**WRITTEN TASKS**:
- 1) According to the biographies, in what year did Panagiotis Koutlemanis receive his B.Sc. degree?
- 2) Write out the biographies from "Panagiotis Koutlemanis received" to "of Ambient Intelligence.", switching "developer" to "programmer".

**DOCUMENT EXCERPT**:
:::::

Panagiotis Koutlemanis received his B.Sc. degree in Music Technology and Acoustics from the Technological Educational Institute of Crete, with a major in virtual reality using binaural audio, in 2008. He has worked as a developer for the Technological Educational Institute of Crete from 2005 to 2008. Since 2009, he has been working as a developer at the Institute of Computer Science - Foundation for Research and Technology, Hellas (FORTH), participating in research programs in the field of Ambient Intelligence.

Konstantinos Tzevanidis is a Software Engineer specialized in the area of Computer Vision. He received his B.Sc. degree in Computer Science from the Informatics School of Aristotle University of Thessaloniki while working on transferring experience in multiagent domains. He also holds a M.Sc. degree in Computer Vision received from the Computer Science Dept. of the University of Crete for his work on GPU powered multi-view 3D reconstruction. His interests include GPU computing, 3D graphics, parallel processing, machine learning. He has been a member of the Computational Vision and Robotics Laboratory of ICS FORTH. Currently he is focusing on the development of vision and computer graphics applications.

:::::

**DATA EXCERPTS**:

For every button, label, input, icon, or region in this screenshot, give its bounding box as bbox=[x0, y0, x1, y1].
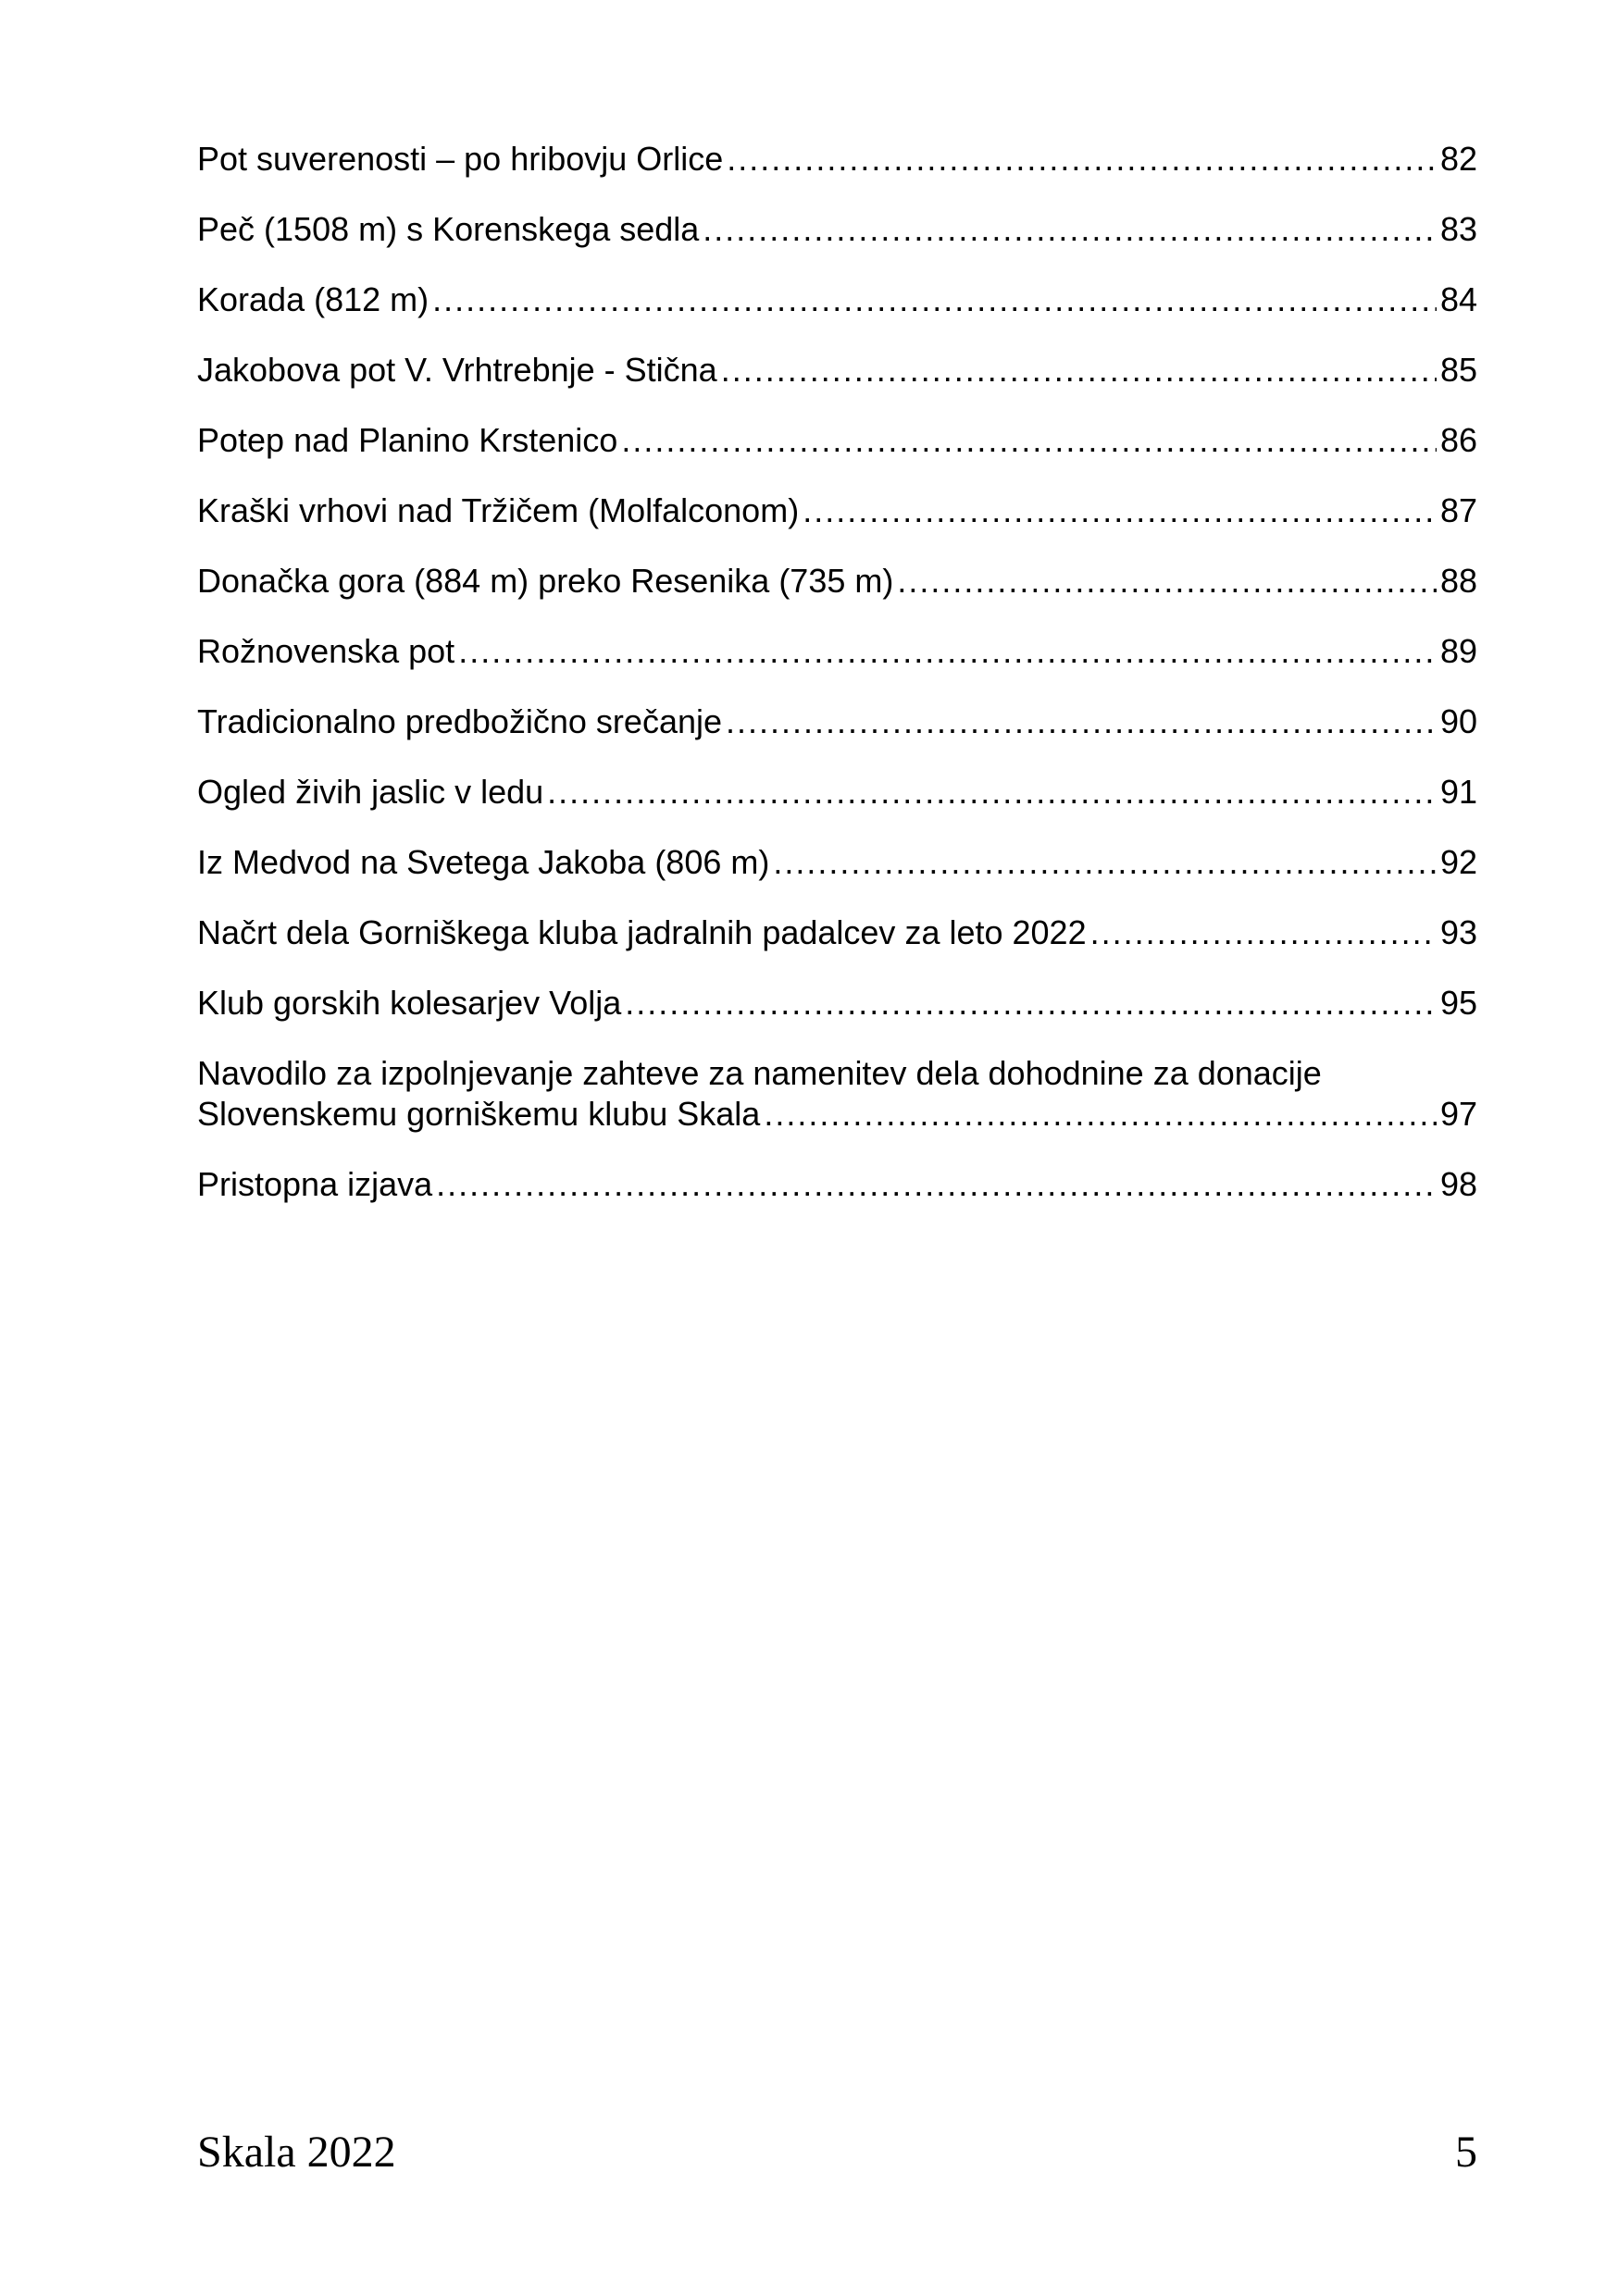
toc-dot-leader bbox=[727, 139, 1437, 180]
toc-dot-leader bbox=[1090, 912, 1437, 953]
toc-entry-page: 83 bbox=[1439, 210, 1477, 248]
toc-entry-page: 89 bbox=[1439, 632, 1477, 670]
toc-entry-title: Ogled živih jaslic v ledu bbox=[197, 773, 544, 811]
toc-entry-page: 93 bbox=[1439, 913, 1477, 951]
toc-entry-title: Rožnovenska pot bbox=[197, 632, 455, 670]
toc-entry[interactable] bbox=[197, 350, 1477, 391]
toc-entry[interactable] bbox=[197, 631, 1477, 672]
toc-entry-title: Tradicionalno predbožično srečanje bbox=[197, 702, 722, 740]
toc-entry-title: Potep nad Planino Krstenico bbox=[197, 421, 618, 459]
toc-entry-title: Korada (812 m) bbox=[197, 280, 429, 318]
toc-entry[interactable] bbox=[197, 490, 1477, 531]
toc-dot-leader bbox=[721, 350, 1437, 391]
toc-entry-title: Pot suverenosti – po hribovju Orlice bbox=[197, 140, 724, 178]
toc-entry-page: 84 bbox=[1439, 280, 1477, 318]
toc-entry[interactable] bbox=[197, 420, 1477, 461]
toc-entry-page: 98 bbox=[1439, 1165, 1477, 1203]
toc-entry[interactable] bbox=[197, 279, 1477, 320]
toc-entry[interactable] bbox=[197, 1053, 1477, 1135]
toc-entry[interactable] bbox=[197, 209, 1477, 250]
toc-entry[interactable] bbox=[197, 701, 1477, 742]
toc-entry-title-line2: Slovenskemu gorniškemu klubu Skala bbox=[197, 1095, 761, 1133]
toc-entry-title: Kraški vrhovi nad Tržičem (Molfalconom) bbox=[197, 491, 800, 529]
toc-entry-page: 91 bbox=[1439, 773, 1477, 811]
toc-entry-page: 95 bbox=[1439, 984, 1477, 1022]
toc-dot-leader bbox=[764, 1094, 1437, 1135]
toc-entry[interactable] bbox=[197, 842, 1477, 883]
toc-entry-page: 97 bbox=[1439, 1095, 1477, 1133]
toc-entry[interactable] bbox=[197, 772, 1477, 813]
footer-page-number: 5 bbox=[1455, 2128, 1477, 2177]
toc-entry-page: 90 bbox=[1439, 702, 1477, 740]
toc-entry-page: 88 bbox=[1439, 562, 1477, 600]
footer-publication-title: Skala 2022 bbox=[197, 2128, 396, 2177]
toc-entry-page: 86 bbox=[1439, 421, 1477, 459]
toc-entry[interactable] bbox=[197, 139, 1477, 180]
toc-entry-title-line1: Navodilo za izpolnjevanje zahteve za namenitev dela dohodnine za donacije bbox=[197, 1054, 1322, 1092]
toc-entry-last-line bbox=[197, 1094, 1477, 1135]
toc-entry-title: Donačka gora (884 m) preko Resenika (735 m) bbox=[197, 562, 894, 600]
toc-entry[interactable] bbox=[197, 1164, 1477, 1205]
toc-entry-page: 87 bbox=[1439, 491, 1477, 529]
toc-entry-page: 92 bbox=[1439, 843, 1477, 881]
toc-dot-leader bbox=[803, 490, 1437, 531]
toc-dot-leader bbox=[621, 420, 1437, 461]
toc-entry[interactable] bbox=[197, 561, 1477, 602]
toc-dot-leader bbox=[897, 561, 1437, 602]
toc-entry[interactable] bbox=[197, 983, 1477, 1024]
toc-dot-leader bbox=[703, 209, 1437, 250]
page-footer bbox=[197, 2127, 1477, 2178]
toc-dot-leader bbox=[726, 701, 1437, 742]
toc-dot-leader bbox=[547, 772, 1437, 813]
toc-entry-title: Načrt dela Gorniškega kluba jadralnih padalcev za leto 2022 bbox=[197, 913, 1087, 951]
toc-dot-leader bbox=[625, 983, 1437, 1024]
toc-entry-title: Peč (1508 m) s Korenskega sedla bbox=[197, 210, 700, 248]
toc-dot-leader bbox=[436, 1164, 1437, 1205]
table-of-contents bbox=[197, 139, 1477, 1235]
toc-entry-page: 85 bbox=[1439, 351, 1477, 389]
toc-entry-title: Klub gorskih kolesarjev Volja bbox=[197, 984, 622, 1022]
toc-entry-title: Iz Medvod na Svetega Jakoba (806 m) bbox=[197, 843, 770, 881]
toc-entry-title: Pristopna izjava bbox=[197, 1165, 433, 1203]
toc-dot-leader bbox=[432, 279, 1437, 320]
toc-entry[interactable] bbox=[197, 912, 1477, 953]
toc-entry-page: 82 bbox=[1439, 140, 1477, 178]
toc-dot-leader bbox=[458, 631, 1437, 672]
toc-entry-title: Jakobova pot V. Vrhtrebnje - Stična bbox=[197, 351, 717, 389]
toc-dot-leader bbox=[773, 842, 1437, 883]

:::::

**RESPONSES PER TASK**:
- 1) 2008

- 2)
Panagiotis Koutlemanis received his B.Sc. degree in Music Technology and Acoustics from the Technological Educational Institute of Crete, with a major in virtual reality using binaural audio, in 2008. He has worked as a programmer for the Technological Educational Institute of Crete from 2005 to 2008. Since 2009, he has been working as a programmer at the Institute of Computer Science - Foundation for Research and Technology, Hellas (FORTH), participating in research programs in the field of Ambient Intelligence.